*YOUR GOAL:* Each record below should be output verbatim, without pictures.

>> START MATERIALS PROVIDED

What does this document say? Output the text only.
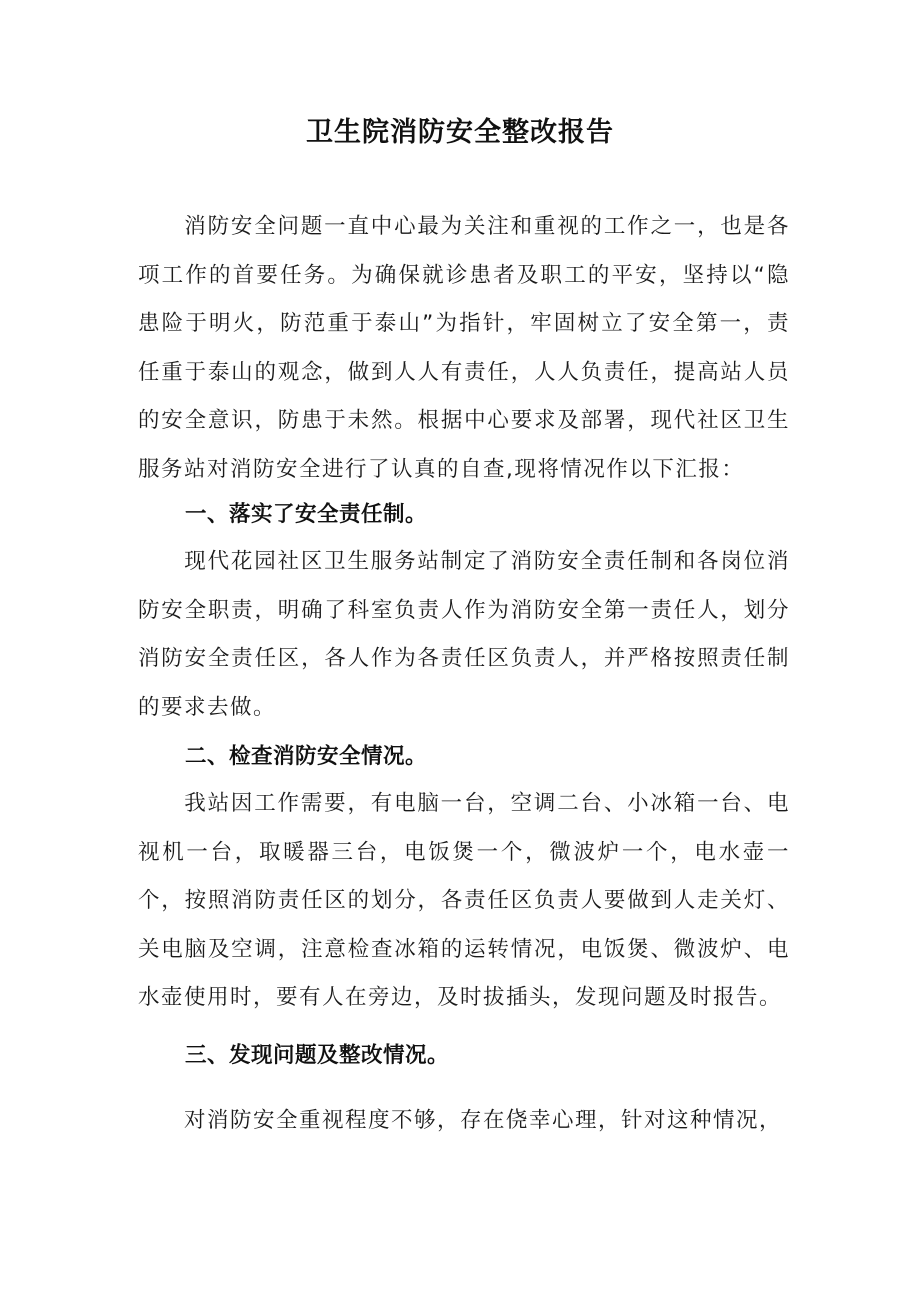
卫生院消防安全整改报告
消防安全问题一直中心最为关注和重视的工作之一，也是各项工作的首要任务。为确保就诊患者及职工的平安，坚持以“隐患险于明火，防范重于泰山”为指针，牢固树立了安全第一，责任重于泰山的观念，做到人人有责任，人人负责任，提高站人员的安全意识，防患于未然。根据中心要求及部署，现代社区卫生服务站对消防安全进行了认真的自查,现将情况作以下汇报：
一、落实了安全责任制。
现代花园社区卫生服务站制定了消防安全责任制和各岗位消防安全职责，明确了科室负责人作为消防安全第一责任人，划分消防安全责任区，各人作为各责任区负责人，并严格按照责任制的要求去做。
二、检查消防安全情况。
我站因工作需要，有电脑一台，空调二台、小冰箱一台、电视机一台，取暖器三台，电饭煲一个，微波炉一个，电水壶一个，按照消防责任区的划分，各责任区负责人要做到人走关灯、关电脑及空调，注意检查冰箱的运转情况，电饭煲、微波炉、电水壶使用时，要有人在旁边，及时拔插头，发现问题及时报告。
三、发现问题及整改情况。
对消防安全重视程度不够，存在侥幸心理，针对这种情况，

>> END MATERIALS PROVIDED

*ANSWER:*
What does this document say? Output the text only.
卫生院消防安全整改报告
消防安全问题一直中心最为关注和重视的工作之一，也是各项工作的首要任务。为确保就诊患者及职工的平安，坚持以“隐患险于明火，防范重于泰山”为指针，牢固树立了安全第一，责任重于泰山的观念，做到人人有责任，人人负责任，提高站人员的安全意识，防患于未然。根据中心要求及部署，现代社区卫生服务站对消防安全进行了认真的自查,现将情况作以下汇报：
一、落实了安全责任制。
现代花园社区卫生服务站制定了消防安全责任制和各岗位消防安全职责，明确了科室负责人作为消防安全第一责任人，划分消防安全责任区，各人作为各责任区负责人，并严格按照责任制的要求去做。
二、检查消防安全情况。
我站因工作需要，有电脑一台，空调二台、小冰箱一台、电视机一台，取暖器三台，电饭煲一个，微波炉一个，电水壶一个，按照消防责任区的划分，各责任区负责人要做到人走关灯、关电脑及空调，注意检查冰箱的运转情况，电饭煲、微波炉、电水壶使用时，要有人在旁边，及时拔插头，发现问题及时报告。
三、发现问题及整改情况。
对消防安全重视程度不够，存在侥幸心理，针对这种情况，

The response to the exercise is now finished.